SOURCE DOCUMENT →
——————
The main purpose of an omnichannel approach is to connect with your customers where they want to engage with you. It’s not about making all the channels equal. Instead, it’s about focusing on customer expectations. For instance, if your customer is not going to use chat, why have it? Or, if 89% of your base is going to use voice, then that channel should be supported by heavy investment.
While having an omnichannel approach is important, the key to its success is ensuring that channels aren’t siloed. To build a relationship with the customer, touchpoints made through chat, email, phone or anywhere else should be continuous and frictionless. If you know who a customer is over email and they contact you again via text, you should know who they are and what they’ve needed in the past. A disruption within the end-to-end experience is what your customers will notice most.
/ / How does AI help contact centers?
The way our company thinks about AI, it still requires human participation. We talk about algorithms with prejudice and training them based on abstractions because these machines are just ingesting data. We think it works best when you’re able to have that data work with humans to provide a better experience. AI should be able to help agents to focus on the relationship. It should make technology invisible and make humans better at what they’re already good at. AI that helps to deliver information and gather context empowers the agent to focus on what the customer is doing and how to deliver a positive experience.
——————
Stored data
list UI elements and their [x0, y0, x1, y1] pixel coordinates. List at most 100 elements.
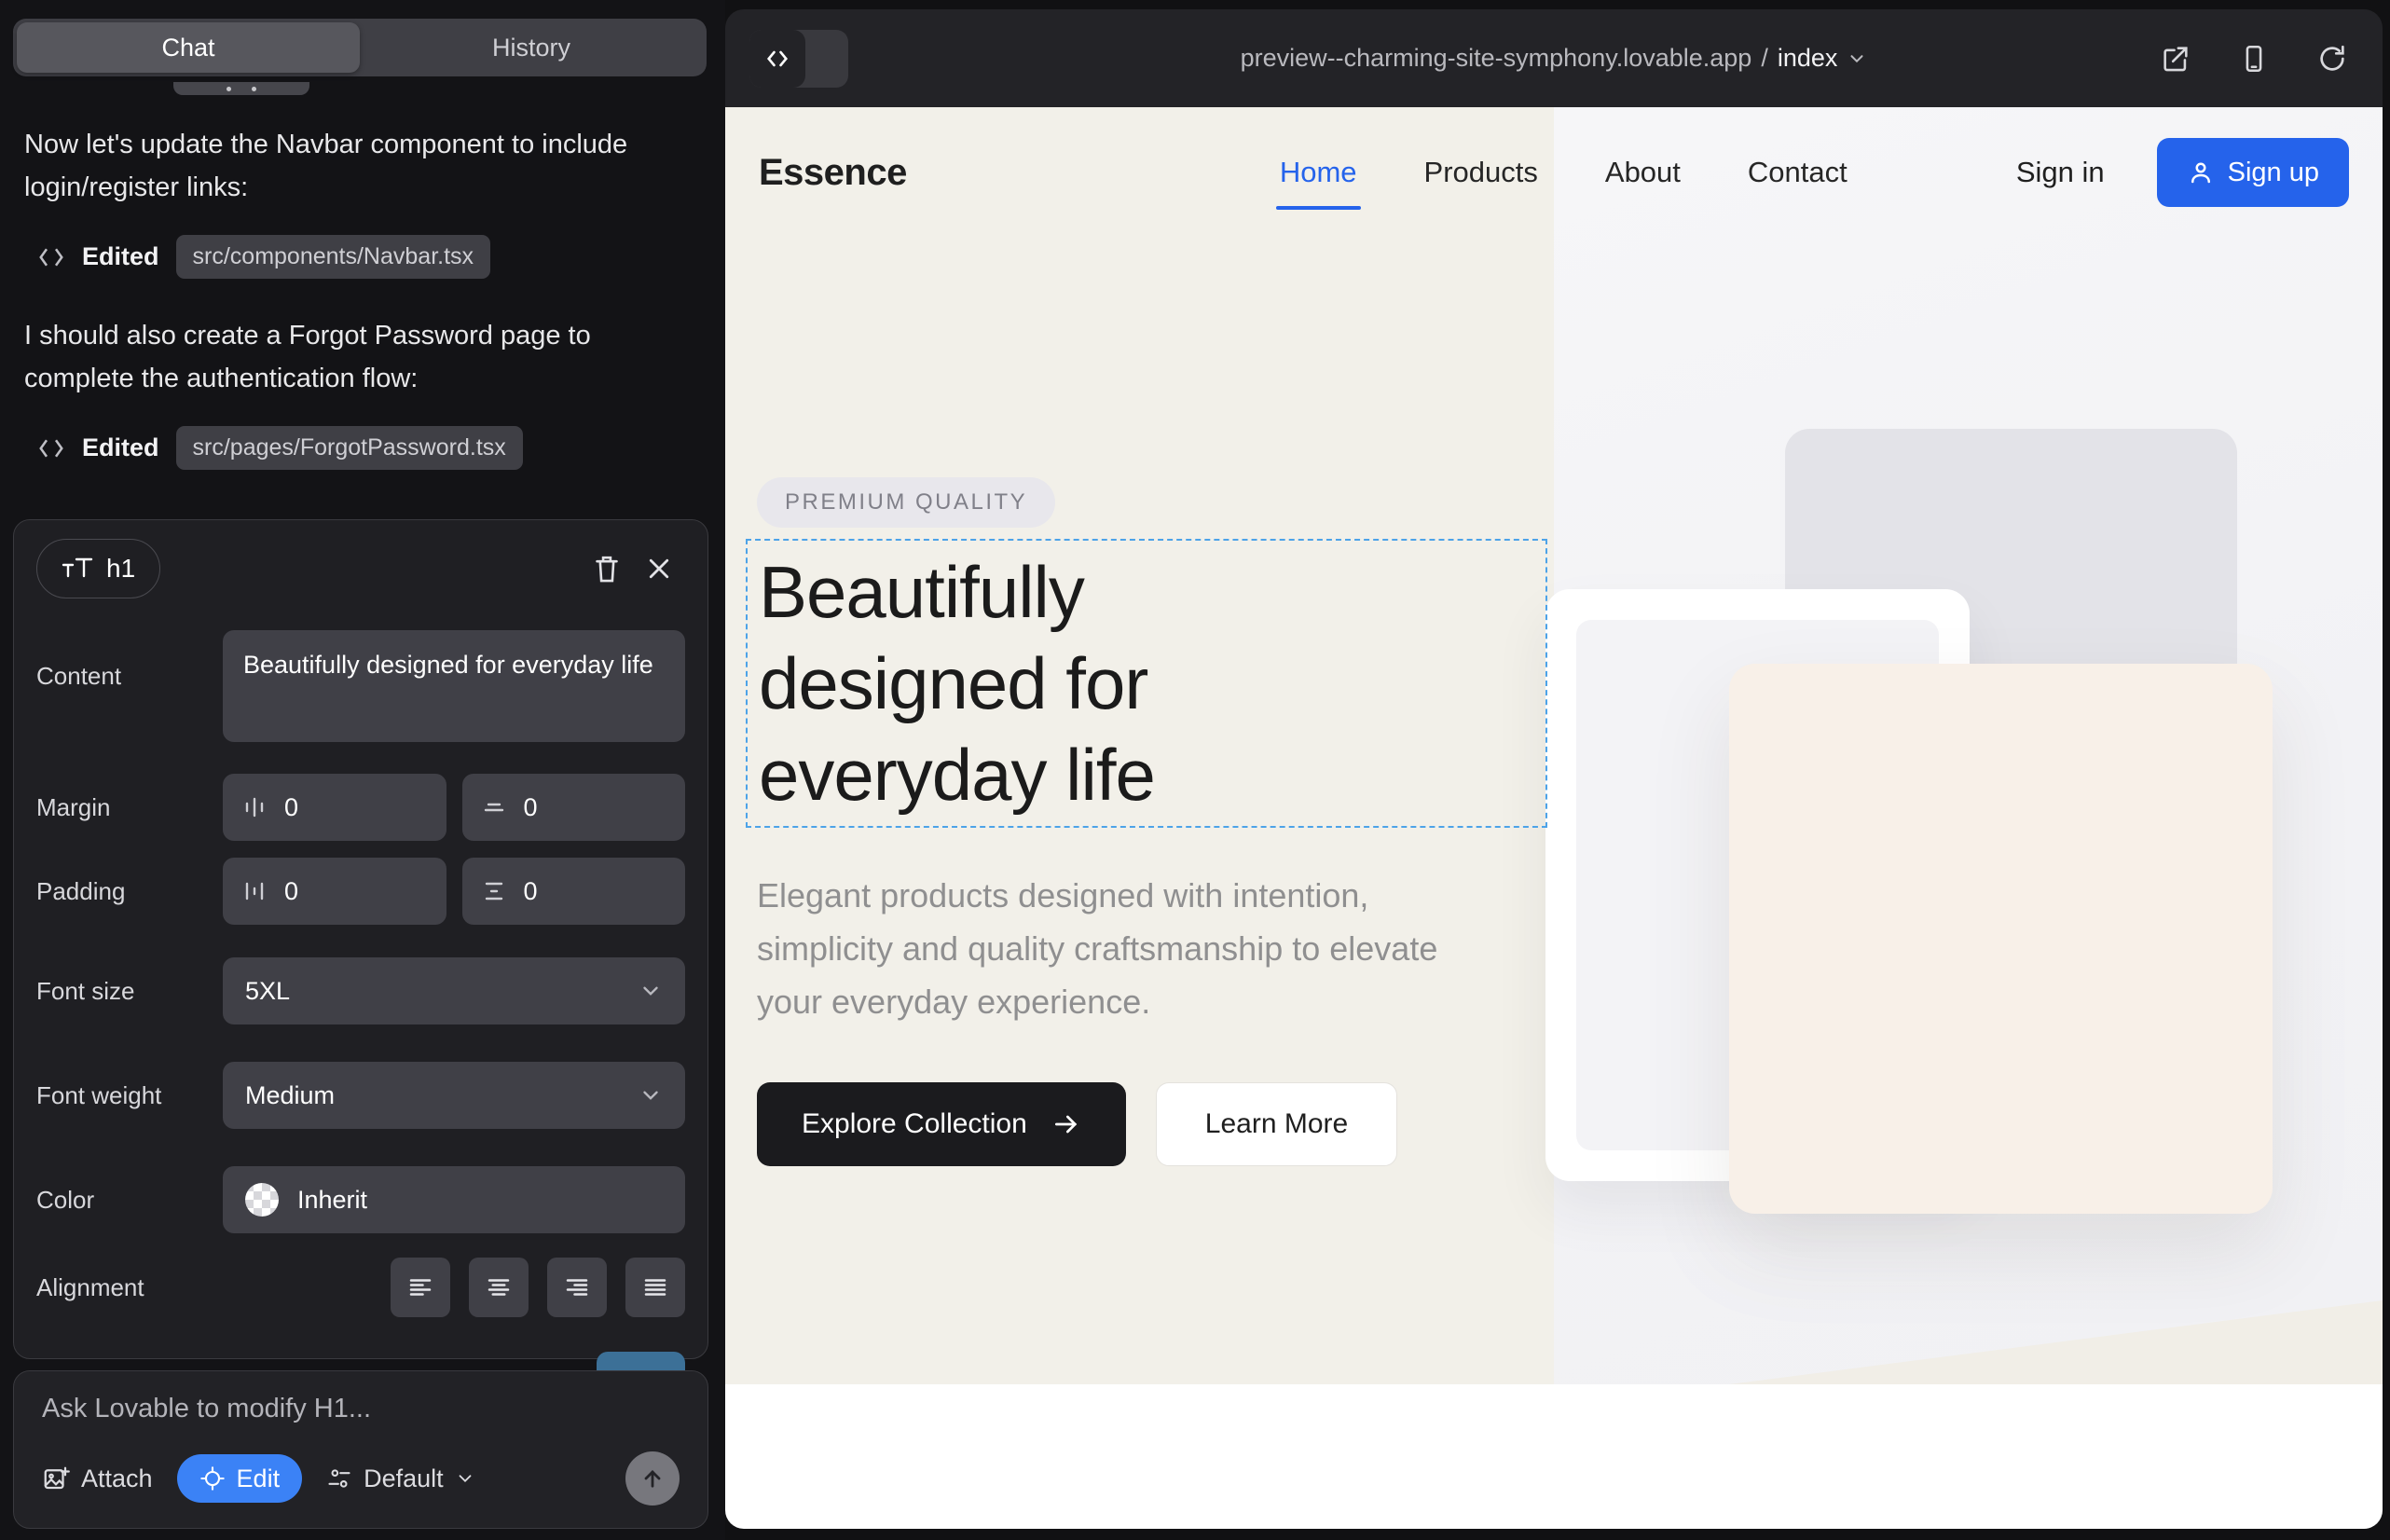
nav-link-products[interactable]: Products — [1424, 156, 1538, 189]
hero-heading-line: Beautifully — [759, 546, 1155, 638]
font-weight-select[interactable]: Medium — [223, 1062, 685, 1129]
padding-y-input[interactable]: 0 — [462, 858, 686, 925]
edited-file-row: Edited src/pages/ForgotPassword.tsx — [37, 426, 701, 470]
padding-label: Padding — [36, 877, 223, 906]
code-preview-toggle[interactable] — [749, 30, 848, 88]
sign-up-label: Sign up — [2228, 158, 2319, 188]
url-separator: / — [1761, 44, 1768, 73]
scrolled-chip — [173, 82, 309, 95]
element-tag-label: h1 — [106, 554, 135, 584]
align-left-icon — [406, 1273, 434, 1301]
align-right-button[interactable] — [547, 1258, 607, 1317]
margin-y-icon — [481, 794, 507, 820]
padding-y-value: 0 — [524, 877, 538, 906]
hero-heading[interactable]: Beautifully designed for everyday life — [759, 546, 1155, 820]
color-value: Inherit — [297, 1186, 367, 1215]
external-link-icon — [2160, 43, 2191, 75]
lovable-sidebar: Chat History Now let's update the Navbar… — [0, 0, 725, 1540]
explore-collection-label: Explore Collection — [802, 1108, 1027, 1140]
open-in-new-tab-button[interactable] — [2150, 33, 2202, 85]
alignment-label: Alignment — [36, 1273, 223, 1302]
nav-link-contact[interactable]: Contact — [1748, 156, 1847, 189]
font-size-label: Font size — [36, 977, 223, 1006]
learn-more-button[interactable]: Learn More — [1156, 1082, 1397, 1166]
hero-heading-line: designed for — [759, 638, 1155, 729]
padding-y-icon — [481, 878, 507, 904]
chat-history-tabbar: Chat History — [13, 19, 707, 76]
h1-selection-outline[interactable]: Beautifully designed for everyday life — [746, 539, 1547, 828]
sign-up-button[interactable]: Sign up — [2157, 138, 2349, 207]
tab-history[interactable]: History — [360, 22, 703, 73]
tab-chat[interactable]: Chat — [17, 22, 360, 73]
edit-label: Edit — [237, 1464, 281, 1493]
arrow-right-icon — [1051, 1109, 1081, 1139]
edit-mode-chip[interactable]: Edit — [177, 1454, 303, 1503]
arrow-up-icon — [639, 1465, 666, 1492]
align-justify-button[interactable] — [625, 1258, 685, 1317]
browser-topbar: preview--charming-site-symphony.lovable.… — [725, 9, 2383, 107]
selected-element-pill[interactable]: h1 — [36, 539, 160, 598]
mode-select[interactable]: Default — [326, 1464, 475, 1493]
send-button[interactable] — [625, 1451, 680, 1506]
edited-label: Edited — [82, 242, 159, 271]
color-swatch — [245, 1183, 279, 1217]
color-select[interactable]: Inherit — [223, 1166, 685, 1233]
element-editor-panel: h1 Content Beautifully designed for ever… — [13, 519, 708, 1359]
edited-file-badge[interactable]: src/pages/ForgotPassword.tsx — [176, 426, 523, 470]
margin-label: Margin — [36, 793, 223, 822]
align-left-button[interactable] — [391, 1258, 450, 1317]
attach-image-icon — [42, 1464, 70, 1492]
padding-x-input[interactable]: 0 — [223, 858, 446, 925]
chevron-down-icon — [639, 979, 663, 1003]
close-panel-button[interactable] — [633, 543, 685, 595]
nav-link-home[interactable]: Home — [1280, 156, 1357, 189]
user-icon — [2187, 158, 2215, 186]
margin-y-input[interactable]: 0 — [462, 774, 686, 841]
margin-x-input[interactable]: 0 — [223, 774, 446, 841]
color-label: Color — [36, 1186, 223, 1215]
align-center-icon — [485, 1273, 513, 1301]
sign-in-button[interactable]: Sign in — [2016, 156, 2105, 189]
align-justify-icon — [641, 1273, 669, 1301]
nav-link-about[interactable]: About — [1605, 156, 1681, 189]
delete-element-button[interactable] — [581, 543, 633, 595]
premium-quality-badge: PREMIUM QUALITY — [757, 477, 1055, 528]
content-label: Content — [36, 630, 223, 691]
assistant-message: Now let's update the Navbar component to… — [24, 123, 701, 209]
refresh-icon — [2316, 43, 2348, 75]
code-icon — [37, 243, 65, 271]
trash-icon — [592, 553, 622, 584]
padding-x-value: 0 — [284, 877, 298, 906]
refresh-button[interactable] — [2306, 33, 2358, 85]
site-logo[interactable]: Essence — [759, 152, 907, 194]
url-domain: preview--charming-site-symphony.lovable.… — [1241, 44, 1752, 73]
content-input[interactable]: Beautifully designed for everyday life — [223, 630, 685, 742]
attach-button[interactable]: Attach — [42, 1464, 153, 1493]
site-content: Essence Home Products About Contact Sign… — [725, 107, 2383, 1529]
chevron-down-icon — [455, 1468, 475, 1489]
url-bar[interactable]: preview--charming-site-symphony.lovable.… — [725, 9, 2383, 107]
chat-composer: Attach Edit Default — [13, 1370, 708, 1529]
edited-label: Edited — [82, 433, 159, 462]
align-center-button[interactable] — [469, 1258, 529, 1317]
hero-description: Elegant products designed with intention… — [757, 869, 1503, 1028]
code-icon — [37, 434, 65, 462]
type-icon — [62, 555, 93, 583]
explore-collection-button[interactable]: Explore Collection — [757, 1082, 1126, 1166]
chevron-down-icon — [639, 1083, 663, 1107]
chevron-down-icon — [1847, 48, 1867, 69]
edited-file-badge[interactable]: src/components/Navbar.tsx — [176, 235, 491, 279]
site-navbar: Essence Home Products About Contact Sign… — [725, 107, 2383, 238]
font-size-value: 5XL — [245, 977, 290, 1006]
edit-target-icon — [199, 1465, 226, 1492]
font-size-select[interactable]: 5XL — [223, 957, 685, 1024]
mobile-view-button[interactable] — [2228, 33, 2280, 85]
code-icon — [764, 46, 790, 72]
url-path: index — [1778, 44, 1838, 73]
code-view-segment[interactable] — [749, 30, 805, 88]
margin-x-icon — [241, 794, 268, 820]
chat-messages: Now let's update the Navbar component to… — [24, 123, 701, 505]
attach-label: Attach — [81, 1464, 153, 1493]
composer-input[interactable] — [42, 1394, 680, 1435]
edited-file-row: Edited src/components/Navbar.tsx — [37, 235, 701, 279]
——————
YOUR TASKS →
A. From the contact center passage, set down the text starting with "The main purpose" and going on through "will notice most.".
B. Condense the paragraph of the contact center passage that begins "While having an omnichannel approach is important" into a short bulleted list that keeps its main facts.
C. Continue the contact center passage, picking up after its final sentence.

EXPECTED OUTPUTS →
A.
The main purpose of an omnichannel approach is to connect with your customers where they want to engage with you. It’s not about making all the channels equal. Instead, it’s about focusing on customer expectations. For instance, if your customer is not going to use chat, why have it? Or, if 89% of your base is going to use voice, then that channel should be supported by heavy investment.
While having an omnichannel approach is important, the key to its success is ensuring that channels aren’t siloed. To build a relationship with the customer, touchpoints made through chat, email, phone or anywhere else should be continuous and frictionless. If you know who a customer is over email and they contact you again via text, you should know who they are and what they’ve needed in the past. A disruption within the end-to-end experience is what your customers will notice most.

B.
- An omnichannel approach succeeds only if channels aren't siloed.
- To build a customer relationship, touchpoints through chat, email, phone or elsewhere should be continuous and frictionless.
- A customer known over email who later makes contact by text should still be recognized, along with what they've needed in the past.
- Customers notice a disruption in the end-to-end experience most.

C.
AI is only possible because we’ve unlocked more data, which is made possible by the shift to the cloud. AI helps us look at that data faster, sometimes even in real-time. Today, everyone is trying to get closer to the customer – it’s all about “zero distance.” But the ultimate goal is to be predictive, and AI will help companies get there.
/ / What are the most effective ways in which your contact center captures customer feedback?
Our contact center has 24/7 service, and because we have an open platform, feedback is not just narrowed down to our solution. We have APIs into multiple solutions, which creates a continuous feedback loop of optimization. We not only take feedback but also give it.
Beyond that, what really differentiates us is a white-glove experience. We’ve found that one of the most effective ways to capture feedback is being right there with customers, spending days in their shoes. It ends up being more of a partnership than a feedback loop. We’re there on-site with customers as a strategic partner.
/ / What are the pain points with respect to delivery in your contact center?
Since our company’s software is in the cloud and can be easily deployed, our clients can move fast if they want to. But sometimes that can be a pain point for them. Since they have to manage people, processes and technology, sometimes they’re not quite ready as fast as we are. But we help manage them through it.
A key point, however, is that although we provide cloud-based contact center as a service (CCaaS) solutions, we are on-site with our customers and provide guidance and management of the implementation every step of the way. This is a big differentiator for our company and really mitigates any customer pain points.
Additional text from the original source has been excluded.